-- start EXERCISE DATA --

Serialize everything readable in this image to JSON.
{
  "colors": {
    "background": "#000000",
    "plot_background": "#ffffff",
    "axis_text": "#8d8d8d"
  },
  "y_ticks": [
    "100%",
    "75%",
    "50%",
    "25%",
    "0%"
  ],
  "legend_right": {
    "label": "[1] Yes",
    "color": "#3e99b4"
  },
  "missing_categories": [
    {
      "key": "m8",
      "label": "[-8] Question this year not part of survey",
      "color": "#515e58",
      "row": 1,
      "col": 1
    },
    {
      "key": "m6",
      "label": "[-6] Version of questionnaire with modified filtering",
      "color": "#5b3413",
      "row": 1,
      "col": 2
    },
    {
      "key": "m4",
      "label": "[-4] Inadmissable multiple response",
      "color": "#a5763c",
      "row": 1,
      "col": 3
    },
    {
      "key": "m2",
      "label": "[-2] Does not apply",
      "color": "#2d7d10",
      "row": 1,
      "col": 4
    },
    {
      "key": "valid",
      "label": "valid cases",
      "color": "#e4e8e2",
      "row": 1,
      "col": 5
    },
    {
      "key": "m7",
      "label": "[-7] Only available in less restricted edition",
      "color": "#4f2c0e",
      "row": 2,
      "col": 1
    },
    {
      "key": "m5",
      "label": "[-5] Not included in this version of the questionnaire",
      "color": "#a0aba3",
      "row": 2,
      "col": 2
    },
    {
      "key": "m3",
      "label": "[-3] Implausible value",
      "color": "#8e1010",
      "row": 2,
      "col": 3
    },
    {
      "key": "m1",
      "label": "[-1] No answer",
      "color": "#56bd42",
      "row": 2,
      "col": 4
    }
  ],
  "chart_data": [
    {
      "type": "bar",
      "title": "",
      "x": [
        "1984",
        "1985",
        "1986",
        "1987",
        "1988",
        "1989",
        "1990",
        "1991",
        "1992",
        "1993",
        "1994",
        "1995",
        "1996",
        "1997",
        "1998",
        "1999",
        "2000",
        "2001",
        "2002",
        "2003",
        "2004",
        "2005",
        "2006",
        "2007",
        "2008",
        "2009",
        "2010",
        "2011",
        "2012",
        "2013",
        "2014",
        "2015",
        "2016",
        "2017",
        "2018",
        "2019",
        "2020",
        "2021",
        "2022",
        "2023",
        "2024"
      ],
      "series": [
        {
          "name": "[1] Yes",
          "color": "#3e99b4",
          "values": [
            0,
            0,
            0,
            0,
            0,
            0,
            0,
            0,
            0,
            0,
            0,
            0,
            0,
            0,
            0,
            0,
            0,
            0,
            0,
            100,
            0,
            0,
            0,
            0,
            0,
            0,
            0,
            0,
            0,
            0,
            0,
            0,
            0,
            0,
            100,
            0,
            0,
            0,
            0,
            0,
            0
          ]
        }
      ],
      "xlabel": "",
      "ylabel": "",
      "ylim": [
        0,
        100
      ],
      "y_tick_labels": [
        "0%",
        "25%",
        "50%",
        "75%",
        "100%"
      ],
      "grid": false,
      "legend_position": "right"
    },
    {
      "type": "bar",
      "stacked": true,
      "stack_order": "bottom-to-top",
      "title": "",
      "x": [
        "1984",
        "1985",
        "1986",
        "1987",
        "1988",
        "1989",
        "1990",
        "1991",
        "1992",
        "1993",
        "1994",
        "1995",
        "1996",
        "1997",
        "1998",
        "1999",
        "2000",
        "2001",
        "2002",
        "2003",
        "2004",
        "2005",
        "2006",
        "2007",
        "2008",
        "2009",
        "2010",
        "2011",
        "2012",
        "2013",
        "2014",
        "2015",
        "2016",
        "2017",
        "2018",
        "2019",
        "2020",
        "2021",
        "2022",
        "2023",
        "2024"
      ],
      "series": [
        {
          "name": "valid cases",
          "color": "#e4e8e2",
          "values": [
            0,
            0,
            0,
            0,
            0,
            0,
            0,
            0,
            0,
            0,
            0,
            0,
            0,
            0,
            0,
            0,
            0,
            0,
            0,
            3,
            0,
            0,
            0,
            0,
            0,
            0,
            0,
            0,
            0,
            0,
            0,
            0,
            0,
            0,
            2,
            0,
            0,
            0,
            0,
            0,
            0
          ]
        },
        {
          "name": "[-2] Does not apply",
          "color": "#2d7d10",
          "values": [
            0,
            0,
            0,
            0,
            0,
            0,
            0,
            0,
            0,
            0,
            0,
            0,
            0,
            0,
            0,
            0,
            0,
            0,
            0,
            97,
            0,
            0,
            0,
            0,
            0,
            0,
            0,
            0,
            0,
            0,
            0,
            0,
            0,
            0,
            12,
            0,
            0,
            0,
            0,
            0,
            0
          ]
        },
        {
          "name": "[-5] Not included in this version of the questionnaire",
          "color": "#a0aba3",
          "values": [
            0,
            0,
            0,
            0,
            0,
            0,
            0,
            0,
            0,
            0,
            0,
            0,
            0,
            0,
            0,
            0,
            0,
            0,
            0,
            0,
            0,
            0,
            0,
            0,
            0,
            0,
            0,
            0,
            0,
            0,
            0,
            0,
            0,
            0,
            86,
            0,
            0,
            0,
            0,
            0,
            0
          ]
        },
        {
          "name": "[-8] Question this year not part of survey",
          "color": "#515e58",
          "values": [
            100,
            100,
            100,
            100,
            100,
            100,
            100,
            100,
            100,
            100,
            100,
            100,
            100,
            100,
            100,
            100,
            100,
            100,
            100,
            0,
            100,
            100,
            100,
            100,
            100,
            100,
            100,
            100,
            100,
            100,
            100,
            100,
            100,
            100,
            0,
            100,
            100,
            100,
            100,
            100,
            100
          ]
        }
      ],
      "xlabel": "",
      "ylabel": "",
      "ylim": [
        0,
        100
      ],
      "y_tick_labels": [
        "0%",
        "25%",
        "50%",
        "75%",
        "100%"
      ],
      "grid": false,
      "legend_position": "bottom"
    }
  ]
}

-- end EXERCISE DATA --

**YOUR TASK**
Repeat every record, keeping each word and mark exactly as it is.

**TASK SOLUTION**
Serialize everything readable in this image to JSON.
{
  "colors": {
    "background": "#000000",
    "plot_background": "#ffffff",
    "axis_text": "#8d8d8d"
  },
  "y_ticks": [
    "100%",
    "75%",
    "50%",
    "25%",
    "0%"
  ],
  "legend_right": {
    "label": "[1] Yes",
    "color": "#3e99b4"
  },
  "missing_categories": [
    {
      "key": "m8",
      "label": "[-8] Question this year not part of survey",
      "color": "#515e58",
      "row": 1,
      "col": 1
    },
    {
      "key": "m6",
      "label": "[-6] Version of questionnaire with modified filtering",
      "color": "#5b3413",
      "row": 1,
      "col": 2
    },
    {
      "key": "m4",
      "label": "[-4] Inadmissable multiple response",
      "color": "#a5763c",
      "row": 1,
      "col": 3
    },
    {
      "key": "m2",
      "label": "[-2] Does not apply",
      "color": "#2d7d10",
      "row": 1,
      "col": 4
    },
    {
      "key": "valid",
      "label": "valid cases",
      "color": "#e4e8e2",
      "row": 1,
      "col": 5
    },
    {
      "key": "m7",
      "label": "[-7] Only available in less restricted edition",
      "color": "#4f2c0e",
      "row": 2,
      "col": 1
    },
    {
      "key": "m5",
      "label": "[-5] Not included in this version of the questionnaire",
      "color": "#a0aba3",
      "row": 2,
      "col": 2
    },
    {
      "key": "m3",
      "label": "[-3] Implausible value",
      "color": "#8e1010",
      "row": 2,
      "col": 3
    },
    {
      "key": "m1",
      "label": "[-1] No answer",
      "color": "#56bd42",
      "row": 2,
      "col": 4
    }
  ],
  "chart_data": [
    {
      "type": "bar",
      "title": "",
      "x": [
        "1984",
        "1985",
        "1986",
        "1987",
        "1988",
        "1989",
        "1990",
        "1991",
        "1992",
        "1993",
        "1994",
        "1995",
        "1996",
        "1997",
        "1998",
        "1999",
        "2000",
        "2001",
        "2002",
        "2003",
        "2004",
        "2005",
        "2006",
        "2007",
        "2008",
        "2009",
        "2010",
        "2011",
        "2012",
        "2013",
        "2014",
        "2015",
        "2016",
        "2017",
        "2018",
        "2019",
        "2020",
        "2021",
        "2022",
        "2023",
        "2024"
      ],
      "series": [
        {
          "name": "[1] Yes",
          "color": "#3e99b4",
          "values": [
            0,
            0,
            0,
            0,
            0,
            0,
            0,
            0,
            0,
            0,
            0,
            0,
            0,
            0,
            0,
            0,
            0,
            0,
            0,
            100,
            0,
            0,
            0,
            0,
            0,
            0,
            0,
            0,
            0,
            0,
            0,
            0,
            0,
            0,
            100,
            0,
            0,
            0,
            0,
            0,
            0
          ]
        }
      ],
      "xlabel": "",
      "ylabel": "",
      "ylim": [
        0,
        100
      ],
      "y_tick_labels": [
        "0%",
        "25%",
        "50%",
        "75%",
        "100%"
      ],
      "grid": false,
      "legend_position": "right"
    },
    {
      "type": "bar",
      "stacked": true,
      "stack_order": "bottom-to-top",
      "title": "",
      "x": [
        "1984",
        "1985",
        "1986",
        "1987",
        "1988",
        "1989",
        "1990",
        "1991",
        "1992",
        "1993",
        "1994",
        "1995",
        "1996",
        "1997",
        "1998",
        "1999",
        "2000",
        "2001",
        "2002",
        "2003",
        "2004",
        "2005",
        "2006",
        "2007",
        "2008",
        "2009",
        "2010",
        "2011",
        "2012",
        "2013",
        "2014",
        "2015",
        "2016",
        "2017",
        "2018",
        "2019",
        "2020",
        "2021",
        "2022",
        "2023",
        "2024"
      ],
      "series": [
        {
          "name": "valid cases",
          "color": "#e4e8e2",
          "values": [
            0,
            0,
            0,
            0,
            0,
            0,
            0,
            0,
            0,
            0,
            0,
            0,
            0,
            0,
            0,
            0,
            0,
            0,
            0,
            3,
            0,
            0,
            0,
            0,
            0,
            0,
            0,
            0,
            0,
            0,
            0,
            0,
            0,
            0,
            2,
            0,
            0,
            0,
            0,
            0,
            0
          ]
        },
        {
          "name": "[-2] Does not apply",
          "color": "#2d7d10",
          "values": [
            0,
            0,
            0,
            0,
            0,
            0,
            0,
            0,
            0,
            0,
            0,
            0,
            0,
            0,
            0,
            0,
            0,
            0,
            0,
            97,
            0,
            0,
            0,
            0,
            0,
            0,
            0,
            0,
            0,
            0,
            0,
            0,
            0,
            0,
            12,
            0,
            0,
            0,
            0,
            0,
            0
          ]
        },
        {
          "name": "[-5] Not included in this version of the questionnaire",
          "color": "#a0aba3",
          "values": [
            0,
            0,
            0,
            0,
            0,
            0,
            0,
            0,
            0,
            0,
            0,
            0,
            0,
            0,
            0,
            0,
            0,
            0,
            0,
            0,
            0,
            0,
            0,
            0,
            0,
            0,
            0,
            0,
            0,
            0,
            0,
            0,
            0,
            0,
            86,
            0,
            0,
            0,
            0,
            0,
            0
          ]
        },
        {
          "name": "[-8] Question this year not part of survey",
          "color": "#515e58",
          "values": [
            100,
            100,
            100,
            100,
            100,
            100,
            100,
            100,
            100,
            100,
            100,
            100,
            100,
            100,
            100,
            100,
            100,
            100,
            100,
            0,
            100,
            100,
            100,
            100,
            100,
            100,
            100,
            100,
            100,
            100,
            100,
            100,
            100,
            100,
            0,
            100,
            100,
            100,
            100,
            100,
            100
          ]
        }
      ],
      "xlabel": "",
      "ylabel": "",
      "ylim": [
        0,
        100
      ],
      "y_tick_labels": [
        "0%",
        "25%",
        "50%",
        "75%",
        "100%"
      ],
      "grid": false,
      "legend_position": "bottom"
    }
  ]
}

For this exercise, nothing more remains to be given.